→ Supplied data:
═══
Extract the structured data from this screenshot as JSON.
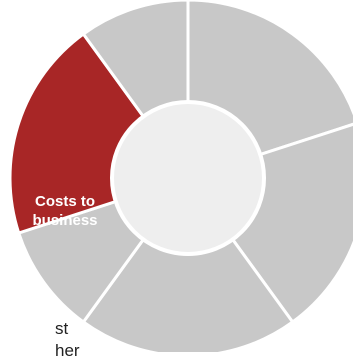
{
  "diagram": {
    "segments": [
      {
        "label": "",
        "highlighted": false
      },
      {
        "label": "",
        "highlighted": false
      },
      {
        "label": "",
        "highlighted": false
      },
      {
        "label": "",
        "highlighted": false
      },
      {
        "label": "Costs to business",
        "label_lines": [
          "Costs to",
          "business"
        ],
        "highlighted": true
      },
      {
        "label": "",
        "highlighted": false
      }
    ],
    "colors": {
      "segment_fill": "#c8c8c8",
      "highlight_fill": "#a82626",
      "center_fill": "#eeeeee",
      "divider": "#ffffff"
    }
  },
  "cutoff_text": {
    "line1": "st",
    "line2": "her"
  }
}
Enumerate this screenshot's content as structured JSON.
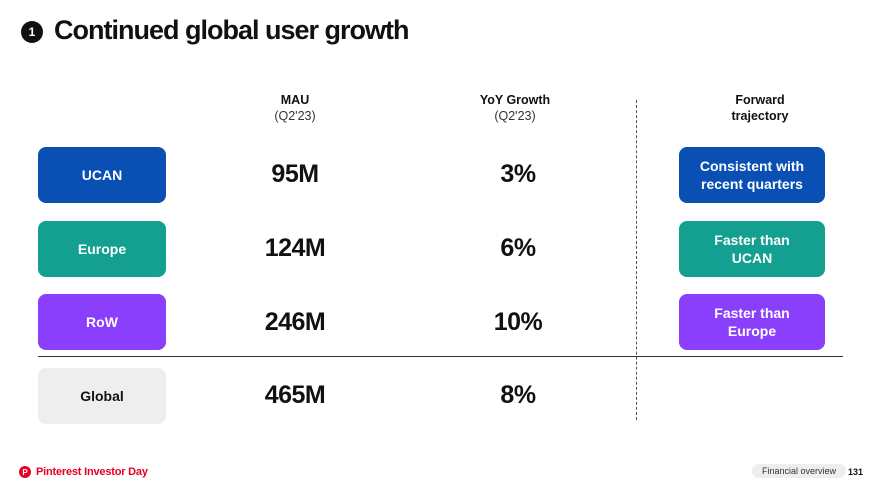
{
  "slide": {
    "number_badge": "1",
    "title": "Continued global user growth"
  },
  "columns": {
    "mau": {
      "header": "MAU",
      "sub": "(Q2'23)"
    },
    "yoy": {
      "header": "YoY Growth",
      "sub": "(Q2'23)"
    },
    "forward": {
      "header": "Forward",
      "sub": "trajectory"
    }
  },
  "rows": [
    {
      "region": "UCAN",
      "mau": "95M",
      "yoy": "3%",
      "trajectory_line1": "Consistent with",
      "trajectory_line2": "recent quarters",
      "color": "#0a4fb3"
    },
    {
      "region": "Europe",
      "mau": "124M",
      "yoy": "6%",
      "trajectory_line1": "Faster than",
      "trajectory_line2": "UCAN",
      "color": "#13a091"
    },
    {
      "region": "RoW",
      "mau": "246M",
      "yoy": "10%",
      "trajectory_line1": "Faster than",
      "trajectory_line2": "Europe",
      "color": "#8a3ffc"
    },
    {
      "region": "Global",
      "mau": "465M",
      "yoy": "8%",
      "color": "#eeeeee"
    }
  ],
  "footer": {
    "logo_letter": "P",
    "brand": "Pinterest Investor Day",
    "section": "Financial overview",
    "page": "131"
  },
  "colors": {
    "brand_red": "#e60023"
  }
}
═══
→ Exercise prompt: Omit the pictures and restate the rest of the records verbatim.

→ Right answer:
Extract the structured data from this screenshot as JSON.
{
  "diagram": {
    "segments": [
      {
        "label": "",
        "highlighted": false
      },
      {
        "label": "",
        "highlighted": false
      },
      {
        "label": "",
        "highlighted": false
      },
      {
        "label": "",
        "highlighted": false
      },
      {
        "label": "Costs to business",
        "label_lines": [
          "Costs to",
          "business"
        ],
        "highlighted": true
      },
      {
        "label": "",
        "highlighted": false
      }
    ],
    "colors": {
      "segment_fill": "#c8c8c8",
      "highlight_fill": "#a82626",
      "center_fill": "#eeeeee",
      "divider": "#ffffff"
    }
  },
  "cutoff_text": {
    "line1": "st",
    "line2": "her"
  }
}
Enumerate this screenshot's content as structured JSON.
{
  "slide": {
    "number_badge": "1",
    "title": "Continued global user growth"
  },
  "columns": {
    "mau": {
      "header": "MAU",
      "sub": "(Q2'23)"
    },
    "yoy": {
      "header": "YoY Growth",
      "sub": "(Q2'23)"
    },
    "forward": {
      "header": "Forward",
      "sub": "trajectory"
    }
  },
  "rows": [
    {
      "region": "UCAN",
      "mau": "95M",
      "yoy": "3%",
      "trajectory_line1": "Consistent with",
      "trajectory_line2": "recent quarters",
      "color": "#0a4fb3"
    },
    {
      "region": "Europe",
      "mau": "124M",
      "yoy": "6%",
      "trajectory_line1": "Faster than",
      "trajectory_line2": "UCAN",
      "color": "#13a091"
    },
    {
      "region": "RoW",
      "mau": "246M",
      "yoy": "10%",
      "trajectory_line1": "Faster than",
      "trajectory_line2": "Europe",
      "color": "#8a3ffc"
    },
    {
      "region": "Global",
      "mau": "465M",
      "yoy": "8%",
      "color": "#eeeeee"
    }
  ],
  "footer": {
    "logo_letter": "P",
    "brand": "Pinterest Investor Day",
    "section": "Financial overview",
    "page": "131"
  },
  "colors": {
    "brand_red": "#e60023"
  }
}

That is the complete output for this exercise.